**Entries provided:**
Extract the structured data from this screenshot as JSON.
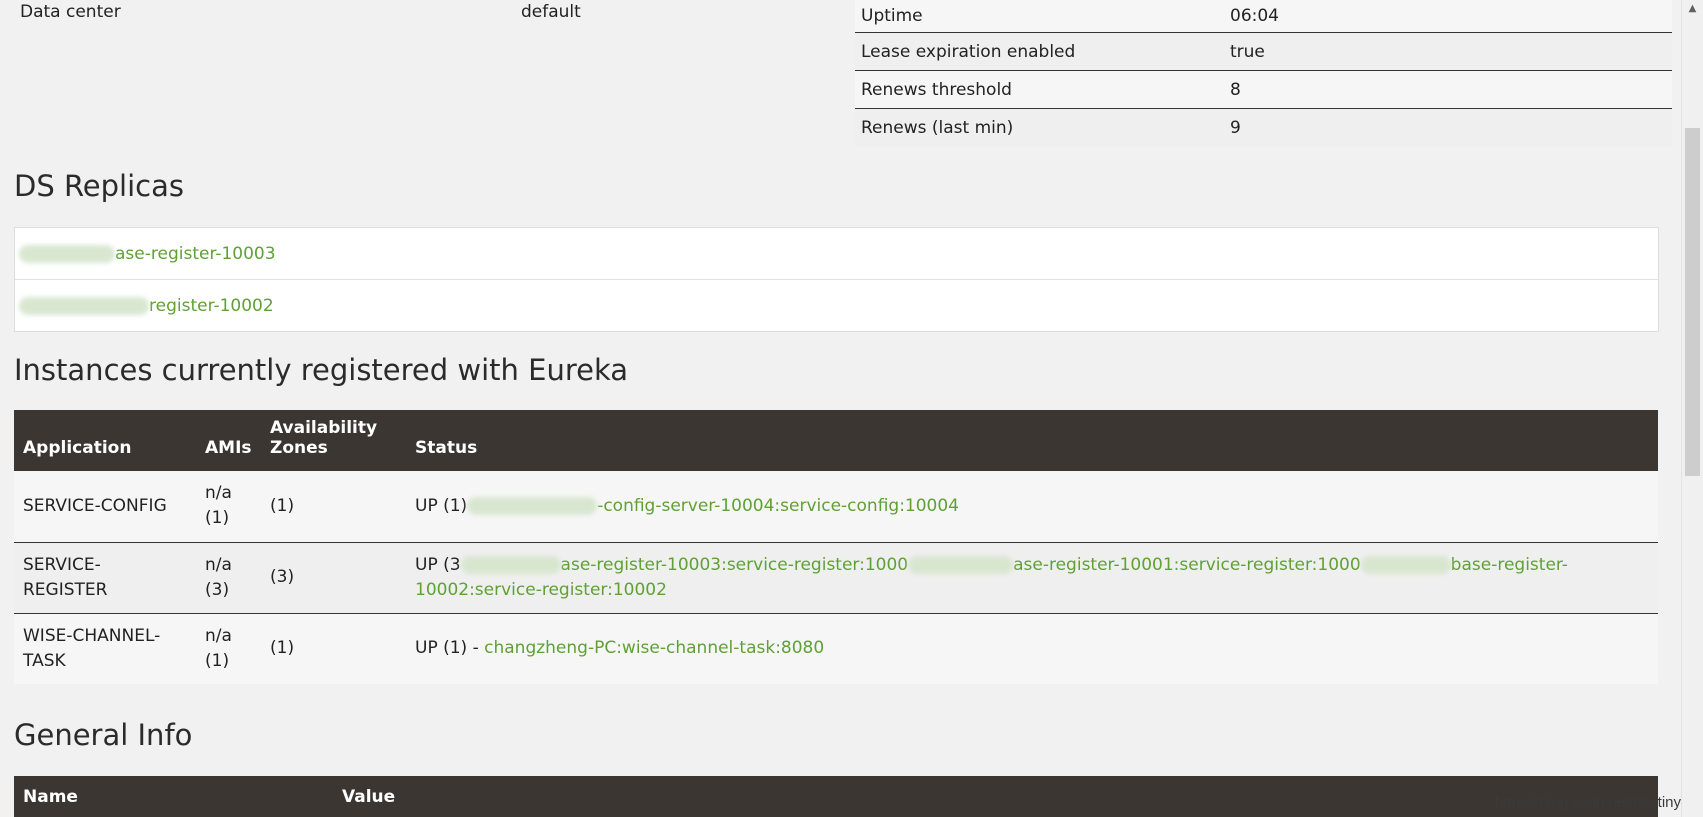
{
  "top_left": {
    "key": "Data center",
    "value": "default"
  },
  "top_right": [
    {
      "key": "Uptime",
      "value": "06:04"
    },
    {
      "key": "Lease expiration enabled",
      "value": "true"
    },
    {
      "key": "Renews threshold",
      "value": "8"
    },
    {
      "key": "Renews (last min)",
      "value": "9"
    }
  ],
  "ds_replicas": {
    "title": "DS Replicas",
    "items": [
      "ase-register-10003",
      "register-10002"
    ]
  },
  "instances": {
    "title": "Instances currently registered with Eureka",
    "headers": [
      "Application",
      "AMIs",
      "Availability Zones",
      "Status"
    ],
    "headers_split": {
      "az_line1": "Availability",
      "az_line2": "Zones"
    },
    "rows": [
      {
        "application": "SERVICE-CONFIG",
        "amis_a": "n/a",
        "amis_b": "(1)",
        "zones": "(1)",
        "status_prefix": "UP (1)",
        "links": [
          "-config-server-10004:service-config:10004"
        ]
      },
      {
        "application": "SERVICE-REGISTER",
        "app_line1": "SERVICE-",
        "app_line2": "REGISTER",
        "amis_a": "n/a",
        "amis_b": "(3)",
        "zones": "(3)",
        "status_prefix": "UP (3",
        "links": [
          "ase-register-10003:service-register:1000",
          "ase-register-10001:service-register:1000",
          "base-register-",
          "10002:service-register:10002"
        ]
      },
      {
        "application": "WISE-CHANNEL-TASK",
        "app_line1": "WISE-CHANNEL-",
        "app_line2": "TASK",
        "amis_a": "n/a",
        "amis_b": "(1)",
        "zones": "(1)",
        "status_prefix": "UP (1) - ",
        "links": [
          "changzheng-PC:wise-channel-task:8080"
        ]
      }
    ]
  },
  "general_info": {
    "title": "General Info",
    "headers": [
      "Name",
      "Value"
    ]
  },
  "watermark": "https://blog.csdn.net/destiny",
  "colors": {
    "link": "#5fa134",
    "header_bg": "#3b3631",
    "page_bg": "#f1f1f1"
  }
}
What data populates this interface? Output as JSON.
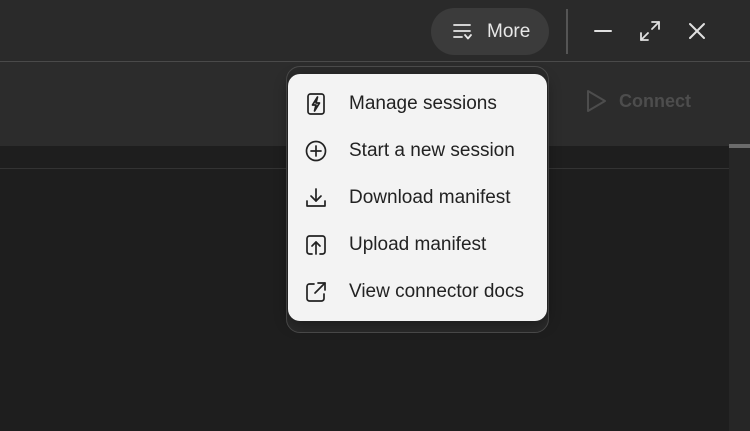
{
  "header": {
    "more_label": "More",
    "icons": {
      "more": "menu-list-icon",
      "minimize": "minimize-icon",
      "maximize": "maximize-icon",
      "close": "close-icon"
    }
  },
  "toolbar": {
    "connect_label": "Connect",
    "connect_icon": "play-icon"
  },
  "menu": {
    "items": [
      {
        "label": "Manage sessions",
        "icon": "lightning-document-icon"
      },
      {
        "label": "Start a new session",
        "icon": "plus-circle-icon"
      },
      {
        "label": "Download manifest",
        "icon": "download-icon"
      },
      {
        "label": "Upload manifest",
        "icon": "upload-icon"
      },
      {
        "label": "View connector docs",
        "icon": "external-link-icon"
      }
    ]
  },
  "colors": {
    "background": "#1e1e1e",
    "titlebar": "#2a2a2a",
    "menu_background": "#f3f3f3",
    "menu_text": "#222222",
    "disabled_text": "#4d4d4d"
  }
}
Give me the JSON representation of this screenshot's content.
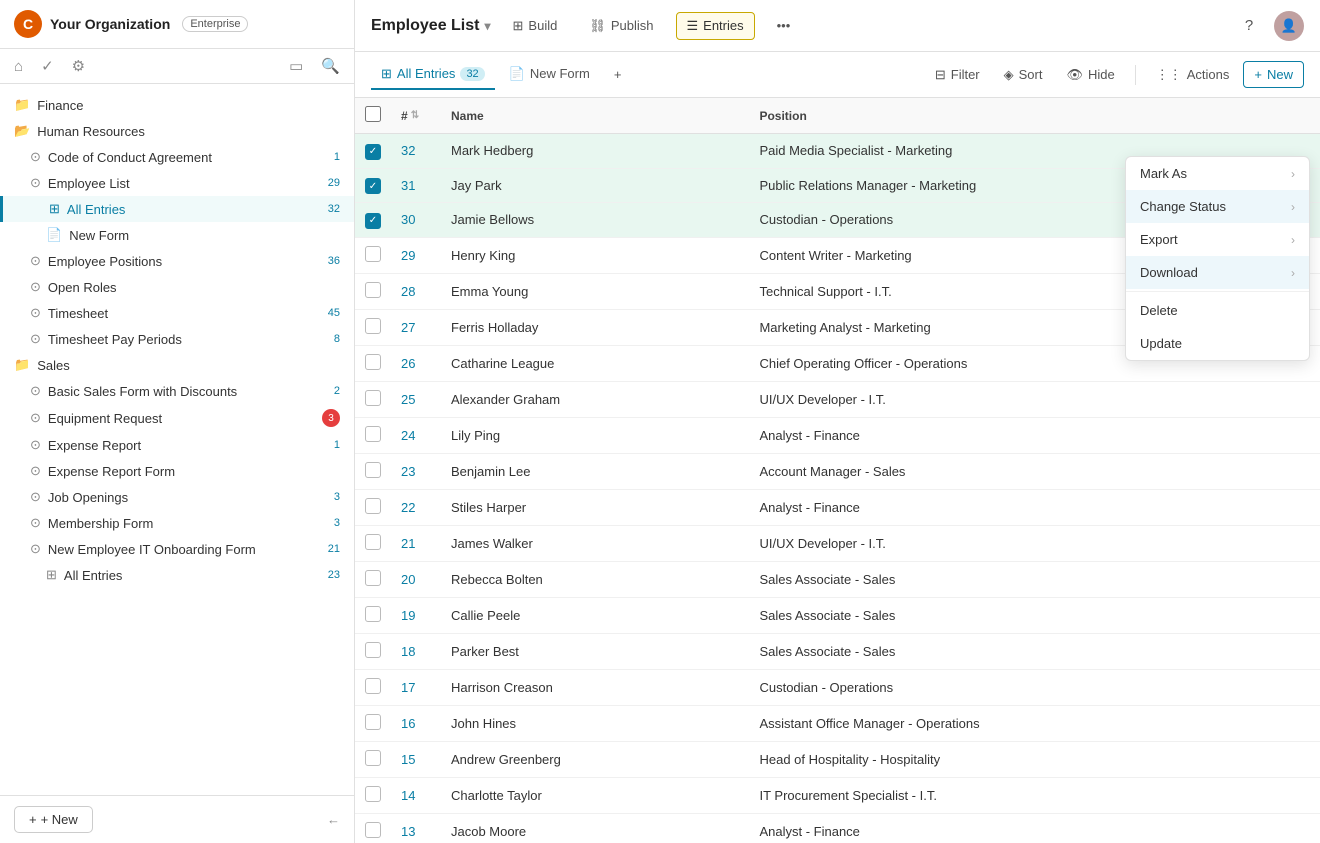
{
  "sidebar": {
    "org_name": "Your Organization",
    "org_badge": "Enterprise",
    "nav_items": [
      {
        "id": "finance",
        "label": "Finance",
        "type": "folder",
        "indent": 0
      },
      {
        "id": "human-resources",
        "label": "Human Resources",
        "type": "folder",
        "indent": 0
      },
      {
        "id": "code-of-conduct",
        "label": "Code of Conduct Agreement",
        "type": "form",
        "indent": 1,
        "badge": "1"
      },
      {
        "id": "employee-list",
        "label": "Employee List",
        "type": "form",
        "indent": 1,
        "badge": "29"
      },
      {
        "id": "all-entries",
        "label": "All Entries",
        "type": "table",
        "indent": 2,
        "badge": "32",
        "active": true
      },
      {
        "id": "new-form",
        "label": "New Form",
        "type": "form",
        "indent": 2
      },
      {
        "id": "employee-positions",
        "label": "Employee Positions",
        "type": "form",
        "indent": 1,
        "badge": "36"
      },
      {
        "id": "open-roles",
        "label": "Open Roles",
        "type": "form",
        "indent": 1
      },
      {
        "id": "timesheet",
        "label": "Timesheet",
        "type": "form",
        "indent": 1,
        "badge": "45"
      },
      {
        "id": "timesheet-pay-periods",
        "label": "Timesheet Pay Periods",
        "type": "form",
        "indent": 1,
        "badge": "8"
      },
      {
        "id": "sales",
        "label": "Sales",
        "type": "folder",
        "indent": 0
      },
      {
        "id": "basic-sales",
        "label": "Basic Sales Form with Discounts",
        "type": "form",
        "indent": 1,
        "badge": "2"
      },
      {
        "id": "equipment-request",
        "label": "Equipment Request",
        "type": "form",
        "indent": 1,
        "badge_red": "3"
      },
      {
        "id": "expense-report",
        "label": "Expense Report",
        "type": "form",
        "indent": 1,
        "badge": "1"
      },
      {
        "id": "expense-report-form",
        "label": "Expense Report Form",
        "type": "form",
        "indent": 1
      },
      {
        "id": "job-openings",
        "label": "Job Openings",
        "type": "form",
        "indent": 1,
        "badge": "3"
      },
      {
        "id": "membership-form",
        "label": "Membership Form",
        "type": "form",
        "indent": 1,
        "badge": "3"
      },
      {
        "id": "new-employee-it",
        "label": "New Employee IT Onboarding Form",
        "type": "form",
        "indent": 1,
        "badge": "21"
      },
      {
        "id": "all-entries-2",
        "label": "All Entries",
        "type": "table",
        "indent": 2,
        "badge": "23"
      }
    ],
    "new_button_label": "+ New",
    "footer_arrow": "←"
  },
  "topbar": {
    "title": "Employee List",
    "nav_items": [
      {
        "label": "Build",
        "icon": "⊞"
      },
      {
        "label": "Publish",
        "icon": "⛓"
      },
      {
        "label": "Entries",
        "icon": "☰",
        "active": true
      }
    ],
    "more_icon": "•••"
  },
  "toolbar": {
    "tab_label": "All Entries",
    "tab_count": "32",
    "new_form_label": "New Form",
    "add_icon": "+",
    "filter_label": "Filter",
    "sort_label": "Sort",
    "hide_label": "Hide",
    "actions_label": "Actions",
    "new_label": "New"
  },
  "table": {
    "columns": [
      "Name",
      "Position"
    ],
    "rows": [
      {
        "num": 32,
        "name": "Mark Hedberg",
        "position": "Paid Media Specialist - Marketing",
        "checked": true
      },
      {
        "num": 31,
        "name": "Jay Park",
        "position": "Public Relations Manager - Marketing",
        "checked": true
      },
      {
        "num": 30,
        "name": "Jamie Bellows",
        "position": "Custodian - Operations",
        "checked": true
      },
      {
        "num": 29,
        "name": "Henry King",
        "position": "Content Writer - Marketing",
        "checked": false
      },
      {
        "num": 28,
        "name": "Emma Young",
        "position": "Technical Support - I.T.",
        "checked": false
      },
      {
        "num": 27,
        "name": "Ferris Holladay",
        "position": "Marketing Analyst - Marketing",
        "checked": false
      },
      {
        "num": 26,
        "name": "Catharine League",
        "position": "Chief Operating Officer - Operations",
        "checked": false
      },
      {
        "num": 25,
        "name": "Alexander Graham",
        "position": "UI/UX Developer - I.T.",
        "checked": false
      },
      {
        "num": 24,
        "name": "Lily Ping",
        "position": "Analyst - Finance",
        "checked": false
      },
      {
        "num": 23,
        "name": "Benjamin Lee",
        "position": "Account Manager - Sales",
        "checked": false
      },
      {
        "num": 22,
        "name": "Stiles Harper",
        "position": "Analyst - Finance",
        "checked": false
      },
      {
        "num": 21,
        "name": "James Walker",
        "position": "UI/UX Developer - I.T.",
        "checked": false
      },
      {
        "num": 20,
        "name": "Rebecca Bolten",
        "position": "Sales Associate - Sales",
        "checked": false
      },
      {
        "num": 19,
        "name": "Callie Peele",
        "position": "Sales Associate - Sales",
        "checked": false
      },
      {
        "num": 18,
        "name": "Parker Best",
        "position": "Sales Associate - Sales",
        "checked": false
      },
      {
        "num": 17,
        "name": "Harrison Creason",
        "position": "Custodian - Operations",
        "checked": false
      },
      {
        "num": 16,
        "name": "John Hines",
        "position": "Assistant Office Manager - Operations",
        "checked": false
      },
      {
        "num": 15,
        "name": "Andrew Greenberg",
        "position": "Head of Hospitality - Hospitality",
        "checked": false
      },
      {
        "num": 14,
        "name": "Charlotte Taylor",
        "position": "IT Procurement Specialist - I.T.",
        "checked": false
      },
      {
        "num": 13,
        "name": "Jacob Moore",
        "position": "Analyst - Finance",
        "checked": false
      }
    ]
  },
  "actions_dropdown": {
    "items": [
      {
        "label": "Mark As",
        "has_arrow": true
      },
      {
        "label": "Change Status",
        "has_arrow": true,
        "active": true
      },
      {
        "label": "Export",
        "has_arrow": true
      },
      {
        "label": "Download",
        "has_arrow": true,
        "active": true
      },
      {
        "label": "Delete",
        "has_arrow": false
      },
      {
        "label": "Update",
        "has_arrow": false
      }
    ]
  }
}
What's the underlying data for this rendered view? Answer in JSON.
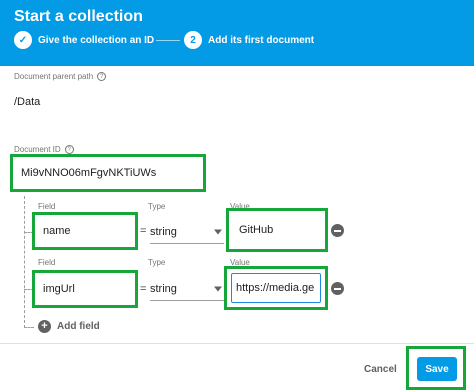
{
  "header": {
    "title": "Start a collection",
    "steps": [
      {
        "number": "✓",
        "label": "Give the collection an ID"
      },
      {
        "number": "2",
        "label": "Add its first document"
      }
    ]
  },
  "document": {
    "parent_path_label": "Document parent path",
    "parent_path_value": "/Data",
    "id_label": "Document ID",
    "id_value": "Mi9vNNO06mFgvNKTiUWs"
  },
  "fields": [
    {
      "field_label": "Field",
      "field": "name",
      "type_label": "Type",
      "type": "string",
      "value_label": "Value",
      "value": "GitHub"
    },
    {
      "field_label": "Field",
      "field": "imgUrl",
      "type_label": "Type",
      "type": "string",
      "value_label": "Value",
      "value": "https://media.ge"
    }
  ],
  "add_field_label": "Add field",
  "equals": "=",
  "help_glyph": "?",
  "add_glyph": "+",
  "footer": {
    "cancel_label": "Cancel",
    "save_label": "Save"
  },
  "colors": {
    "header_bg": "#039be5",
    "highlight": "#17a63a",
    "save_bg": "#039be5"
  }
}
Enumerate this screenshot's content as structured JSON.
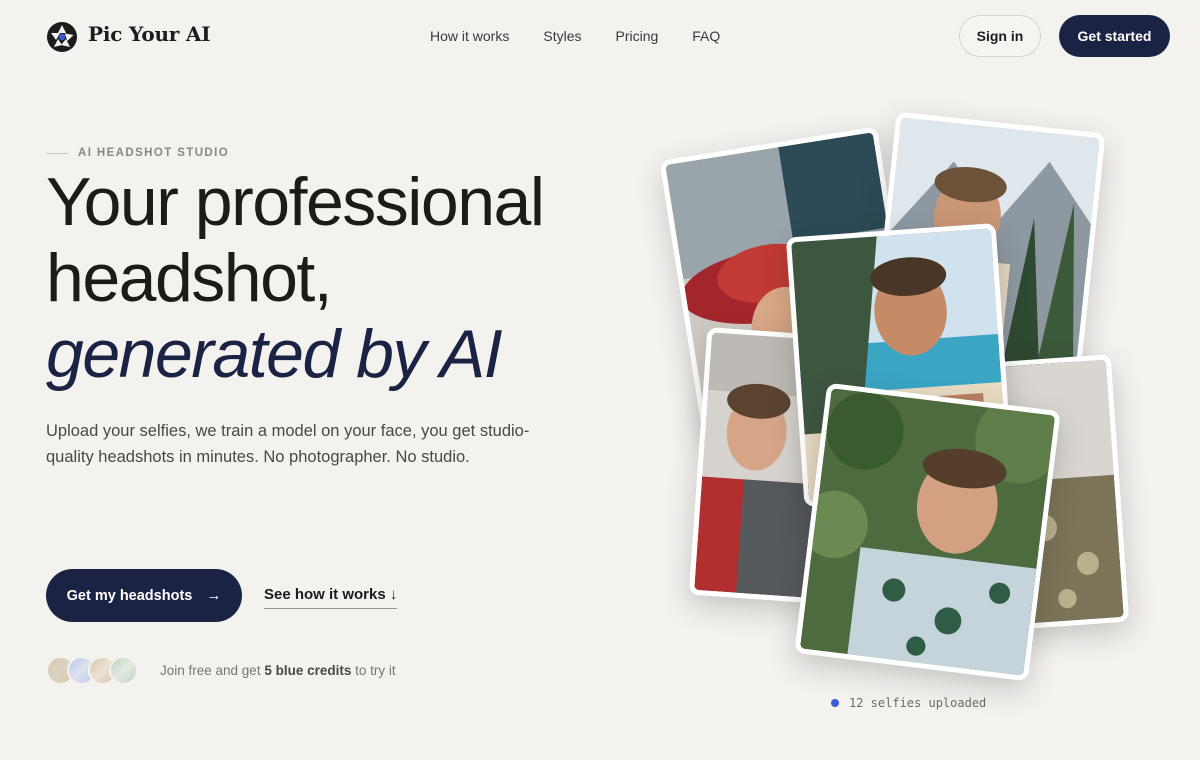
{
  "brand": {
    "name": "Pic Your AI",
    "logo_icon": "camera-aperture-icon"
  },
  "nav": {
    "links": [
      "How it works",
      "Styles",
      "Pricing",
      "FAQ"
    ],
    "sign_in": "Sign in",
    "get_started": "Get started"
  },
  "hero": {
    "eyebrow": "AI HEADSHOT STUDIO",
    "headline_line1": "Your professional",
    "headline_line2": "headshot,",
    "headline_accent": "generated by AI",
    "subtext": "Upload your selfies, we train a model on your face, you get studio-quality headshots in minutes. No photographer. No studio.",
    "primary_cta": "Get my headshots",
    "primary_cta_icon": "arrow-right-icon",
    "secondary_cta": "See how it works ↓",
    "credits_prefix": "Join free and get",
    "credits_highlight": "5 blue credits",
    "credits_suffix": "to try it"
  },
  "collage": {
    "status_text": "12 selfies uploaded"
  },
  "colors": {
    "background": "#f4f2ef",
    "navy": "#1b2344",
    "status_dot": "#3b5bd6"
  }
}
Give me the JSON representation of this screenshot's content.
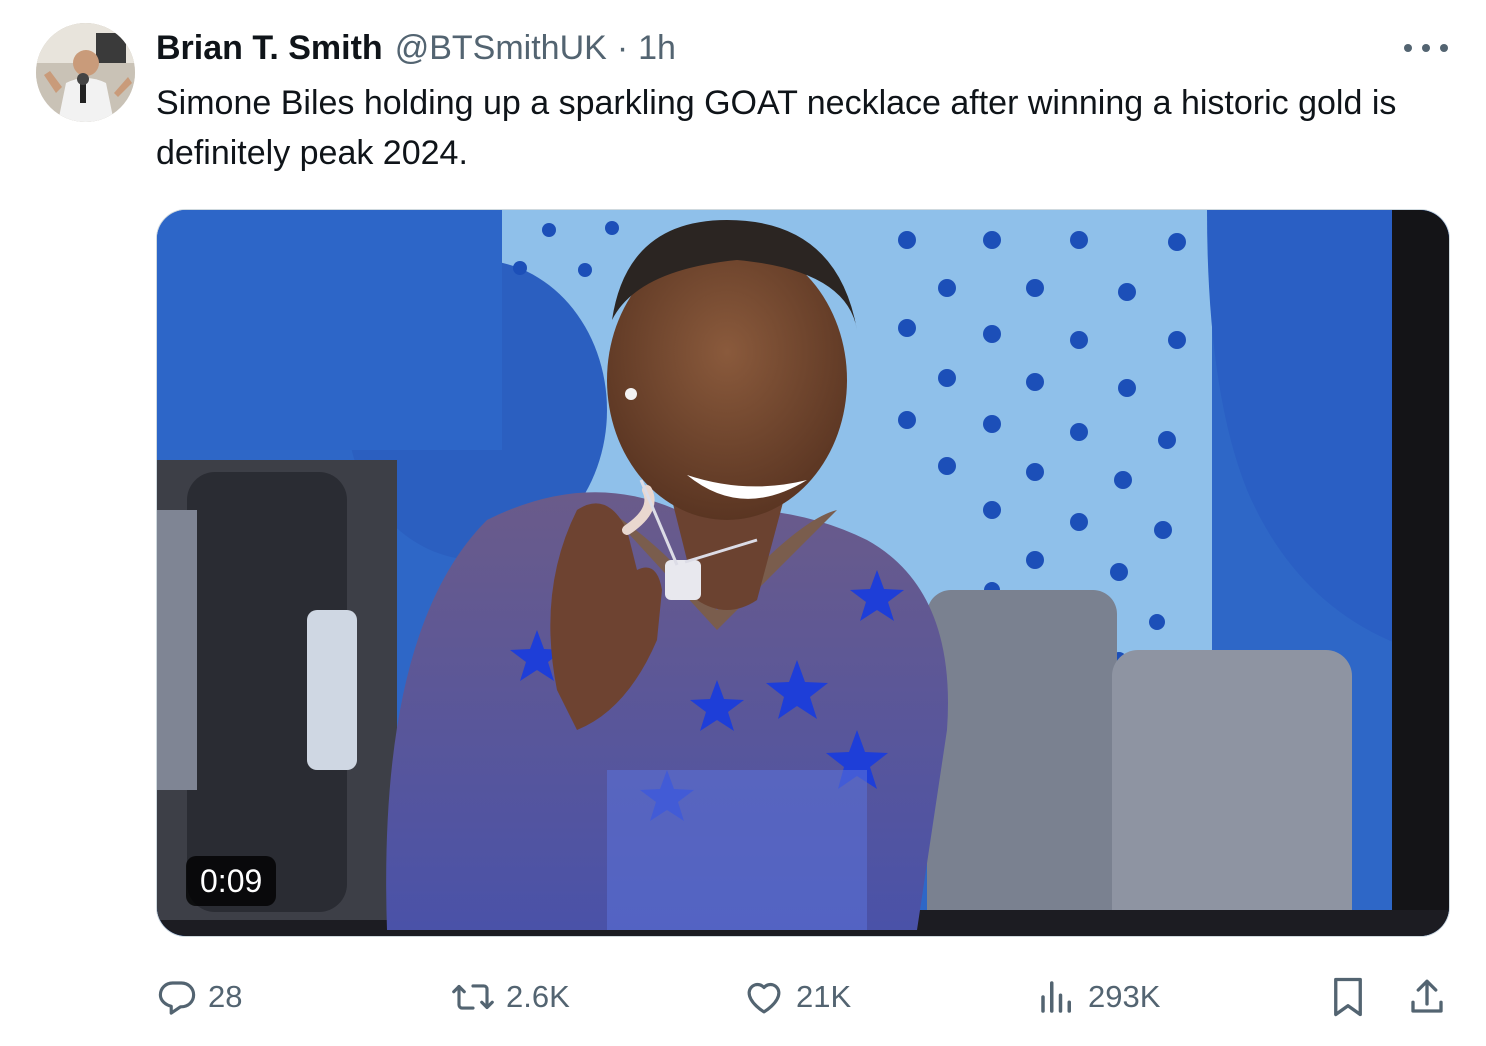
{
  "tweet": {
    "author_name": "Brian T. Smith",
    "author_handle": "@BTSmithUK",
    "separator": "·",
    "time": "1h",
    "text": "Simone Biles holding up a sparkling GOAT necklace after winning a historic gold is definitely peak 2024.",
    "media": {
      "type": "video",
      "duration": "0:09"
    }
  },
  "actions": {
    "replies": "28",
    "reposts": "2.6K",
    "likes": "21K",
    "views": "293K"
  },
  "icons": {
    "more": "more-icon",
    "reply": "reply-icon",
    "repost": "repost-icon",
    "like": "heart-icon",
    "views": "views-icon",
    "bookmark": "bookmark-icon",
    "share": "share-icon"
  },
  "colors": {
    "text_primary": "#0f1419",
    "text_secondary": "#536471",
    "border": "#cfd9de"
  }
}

**Goal:**
Using the data above, say how many lines include "selfies". No other reply is needed.

**Complete response:**
2